##### Material supplied #####
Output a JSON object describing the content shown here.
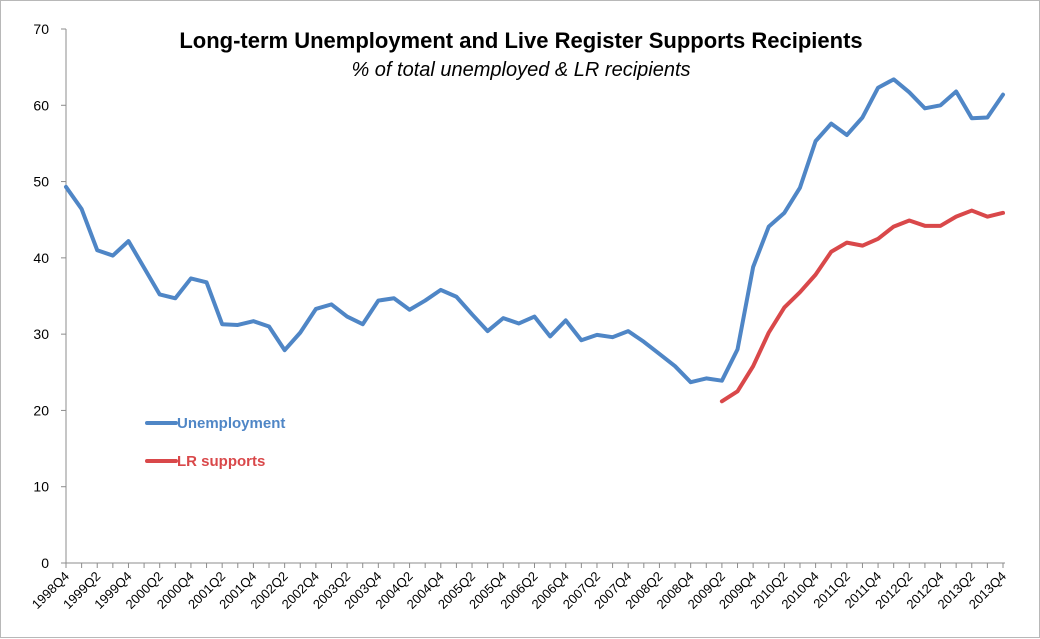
{
  "chart_data": {
    "type": "line",
    "title": "Long-term Unemployment and Live Register Supports Recipients",
    "subtitle": "% of total unemployed & LR recipients",
    "xlabel": "",
    "ylabel": "",
    "ylim": [
      0,
      70
    ],
    "yticks": [
      0,
      10,
      20,
      30,
      40,
      50,
      60,
      70
    ],
    "grid": false,
    "legend_position": "left-middle",
    "categories": [
      "1998Q4",
      "1999Q1",
      "1999Q2",
      "1999Q3",
      "1999Q4",
      "2000Q1",
      "2000Q2",
      "2000Q3",
      "2000Q4",
      "2001Q1",
      "2001Q2",
      "2001Q3",
      "2001Q4",
      "2002Q1",
      "2002Q2",
      "2002Q3",
      "2002Q4",
      "2003Q1",
      "2003Q2",
      "2003Q3",
      "2003Q4",
      "2004Q1",
      "2004Q2",
      "2004Q3",
      "2004Q4",
      "2005Q1",
      "2005Q2",
      "2005Q3",
      "2005Q4",
      "2006Q1",
      "2006Q2",
      "2006Q3",
      "2006Q4",
      "2007Q1",
      "2007Q2",
      "2007Q3",
      "2007Q4",
      "2008Q1",
      "2008Q2",
      "2008Q3",
      "2008Q4",
      "2009Q1",
      "2009Q2",
      "2009Q3",
      "2009Q4",
      "2010Q1",
      "2010Q2",
      "2010Q3",
      "2010Q4",
      "2011Q1",
      "2011Q2",
      "2011Q3",
      "2011Q4",
      "2012Q1",
      "2012Q2",
      "2012Q3",
      "2012Q4",
      "2013Q1",
      "2013Q2",
      "2013Q3",
      "2013Q4"
    ],
    "x_tick_labels": [
      "1998Q4",
      "1999Q2",
      "1999Q4",
      "2000Q2",
      "2000Q4",
      "2001Q2",
      "2001Q4",
      "2002Q2",
      "2002Q4",
      "2003Q2",
      "2003Q4",
      "2004Q2",
      "2004Q4",
      "2005Q2",
      "2005Q4",
      "2006Q2",
      "2006Q4",
      "2007Q2",
      "2007Q4",
      "2008Q2",
      "2008Q4",
      "2009Q2",
      "2009Q4",
      "2010Q2",
      "2010Q4",
      "2011Q2",
      "2011Q4",
      "2012Q2",
      "2012Q4",
      "2013Q2",
      "2013Q4"
    ],
    "series": [
      {
        "name": "Unemployment",
        "color": "#4f86c6",
        "values": [
          49.3,
          46.4,
          41.0,
          40.3,
          42.2,
          38.7,
          35.2,
          34.7,
          37.3,
          36.8,
          31.3,
          31.2,
          31.7,
          31.0,
          27.9,
          30.2,
          33.3,
          33.9,
          32.3,
          31.3,
          34.4,
          34.7,
          33.2,
          34.4,
          35.8,
          34.9,
          32.6,
          30.4,
          32.1,
          31.4,
          32.3,
          29.7,
          31.8,
          29.2,
          29.9,
          29.6,
          30.4,
          29.0,
          27.4,
          25.8,
          23.7,
          24.2,
          23.9,
          28.0,
          38.8,
          44.1,
          45.9,
          49.2,
          55.3,
          57.6,
          56.1,
          58.4,
          62.3,
          63.4,
          61.7,
          59.6,
          60.0,
          61.8,
          58.3,
          58.4,
          61.4
        ]
      },
      {
        "name": "LR supports",
        "color": "#d9484a",
        "values": [
          null,
          null,
          null,
          null,
          null,
          null,
          null,
          null,
          null,
          null,
          null,
          null,
          null,
          null,
          null,
          null,
          null,
          null,
          null,
          null,
          null,
          null,
          null,
          null,
          null,
          null,
          null,
          null,
          null,
          null,
          null,
          null,
          null,
          null,
          null,
          null,
          null,
          null,
          null,
          null,
          null,
          null,
          21.2,
          22.5,
          25.8,
          30.2,
          33.5,
          35.5,
          37.8,
          40.8,
          42.0,
          41.6,
          42.5,
          44.1,
          44.9,
          44.2,
          44.2,
          45.4,
          46.2,
          45.4,
          45.9
        ]
      }
    ]
  }
}
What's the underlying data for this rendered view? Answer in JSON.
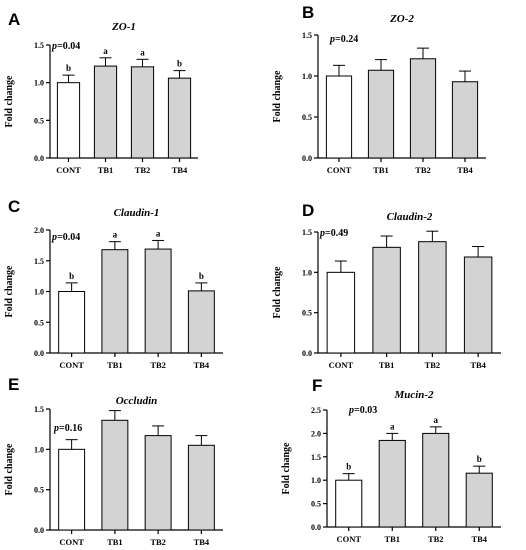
{
  "colors": {
    "control_bar": "#ffffff",
    "treatment_bar": "#d3d3d3",
    "axis": "#000000"
  },
  "chart_data": [
    {
      "type": "bar",
      "letter": "A",
      "title": "ZO-1",
      "p_label": "p",
      "p_value": "=0.04",
      "ylabel": "Fold change",
      "ylim": [
        0,
        1.5
      ],
      "yticks": [
        "0.0",
        "0.5",
        "1.0",
        "1.5"
      ],
      "categories": [
        "CONT",
        "TB1",
        "TB2",
        "TB4"
      ],
      "values": [
        1.0,
        1.22,
        1.21,
        1.06
      ],
      "errors": [
        0.1,
        0.11,
        0.1,
        0.1
      ],
      "sig": [
        "b",
        "a",
        "a",
        "b"
      ]
    },
    {
      "type": "bar",
      "letter": "B",
      "title": "ZO-2",
      "p_label": "p",
      "p_value": "=0.24",
      "ylabel": "Fold change",
      "ylim": [
        0,
        1.5
      ],
      "yticks": [
        "0.0",
        "0.5",
        "1.0",
        "1.5"
      ],
      "categories": [
        "CONT",
        "TB1",
        "TB2",
        "TB4"
      ],
      "values": [
        1.0,
        1.07,
        1.21,
        0.93
      ],
      "errors": [
        0.13,
        0.13,
        0.13,
        0.13
      ],
      "sig": [
        "",
        "",
        "",
        ""
      ]
    },
    {
      "type": "bar",
      "letter": "C",
      "title": "Claudin-1",
      "p_label": "p",
      "p_value": "=0.04",
      "ylabel": "Fold change",
      "ylim": [
        0,
        2.0
      ],
      "yticks": [
        "0.0",
        "0.5",
        "1.0",
        "1.5",
        "2.0"
      ],
      "categories": [
        "CONT",
        "TB1",
        "TB2",
        "TB4"
      ],
      "values": [
        1.0,
        1.68,
        1.69,
        1.01
      ],
      "errors": [
        0.14,
        0.13,
        0.14,
        0.13
      ],
      "sig": [
        "b",
        "a",
        "a",
        "b"
      ]
    },
    {
      "type": "bar",
      "letter": "D",
      "title": "Claudin-2",
      "p_label": "p",
      "p_value": "=0.49",
      "ylabel": "Fold change",
      "ylim": [
        0,
        1.5
      ],
      "yticks": [
        "0.0",
        "0.5",
        "1.0",
        "1.5"
      ],
      "categories": [
        "CONT",
        "TB1",
        "TB2",
        "TB4"
      ],
      "values": [
        1.0,
        1.31,
        1.38,
        1.19
      ],
      "errors": [
        0.14,
        0.14,
        0.13,
        0.13
      ],
      "sig": [
        "",
        "",
        "",
        ""
      ]
    },
    {
      "type": "bar",
      "letter": "E",
      "title": "Occludin",
      "p_label": "p",
      "p_value": "=0.16",
      "ylabel": "Fold change",
      "ylim": [
        0,
        1.5
      ],
      "yticks": [
        "0.0",
        "0.5",
        "1.0",
        "1.5"
      ],
      "categories": [
        "CONT",
        "TB1",
        "TB2",
        "TB4"
      ],
      "values": [
        1.0,
        1.36,
        1.17,
        1.05
      ],
      "errors": [
        0.12,
        0.12,
        0.12,
        0.12
      ],
      "sig": [
        "",
        "",
        "",
        ""
      ]
    },
    {
      "type": "bar",
      "letter": "F",
      "title": "Mucin-2",
      "p_label": "p",
      "p_value": "=0.03",
      "ylabel": "Fold change",
      "ylim": [
        0,
        2.5
      ],
      "yticks": [
        "0.0",
        "0.5",
        "1.0",
        "1.5",
        "2.0",
        "2.5"
      ],
      "categories": [
        "CONT",
        "TB1",
        "TB2",
        "TB4"
      ],
      "values": [
        1.0,
        1.85,
        2.0,
        1.15
      ],
      "errors": [
        0.14,
        0.15,
        0.14,
        0.15
      ],
      "sig": [
        "b",
        "a",
        "a",
        "b"
      ]
    }
  ]
}
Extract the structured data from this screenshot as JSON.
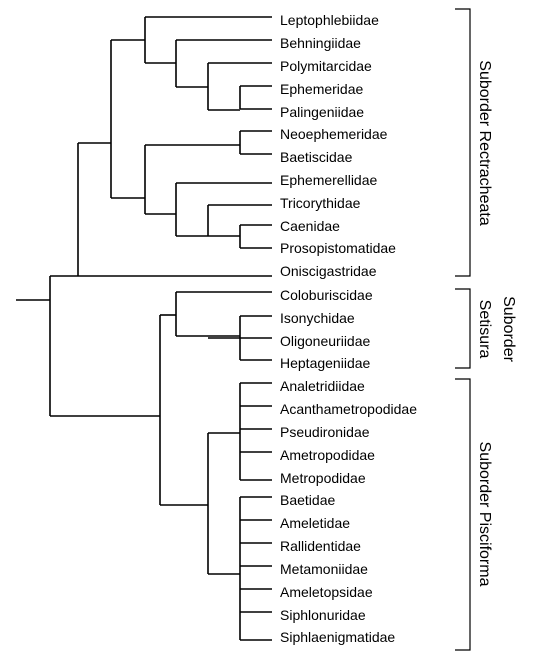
{
  "taxa": [
    "Leptophlebiidae",
    "Behningiidae",
    "Polymitarcidae",
    "Ephemeridae",
    "Palingeniidae",
    "Neoephemeridae",
    "Baetiscidae",
    "Ephemerellidae",
    "Tricorythidae",
    "Caenidae",
    "Prosopistomatidae",
    "Oniscigastridae",
    "Coloburiscidae",
    "Isonychidae",
    "Oligoneuriidae",
    "Heptageniidae",
    "Analetridiidae",
    "Acanthametropodidae",
    "Pseudironidae",
    "Ametropodidae",
    "Metropodidae",
    "Baetidae",
    "Ameletidae",
    "Rallidentidae",
    "Metamoniidae",
    "Ameletopsidae",
    "Siphlonuridae",
    "Siphlaenigmatidae"
  ],
  "suborders": [
    {
      "label": "Suborder Rectracheata",
      "from": 0,
      "to": 11
    },
    {
      "label_line1": "Suborder",
      "label_line2": "Setisura",
      "from": 12,
      "to": 15
    },
    {
      "label": "Suborder Pisciforma",
      "from": 16,
      "to": 27
    }
  ]
}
#####
**Written problem**
Identify every line above with the string "from" in it. Copy those lines.

**Task output**
Extract the structured data from this screenshot as JSON.
      "from": 0,
      "from": 12,
      "from": 16,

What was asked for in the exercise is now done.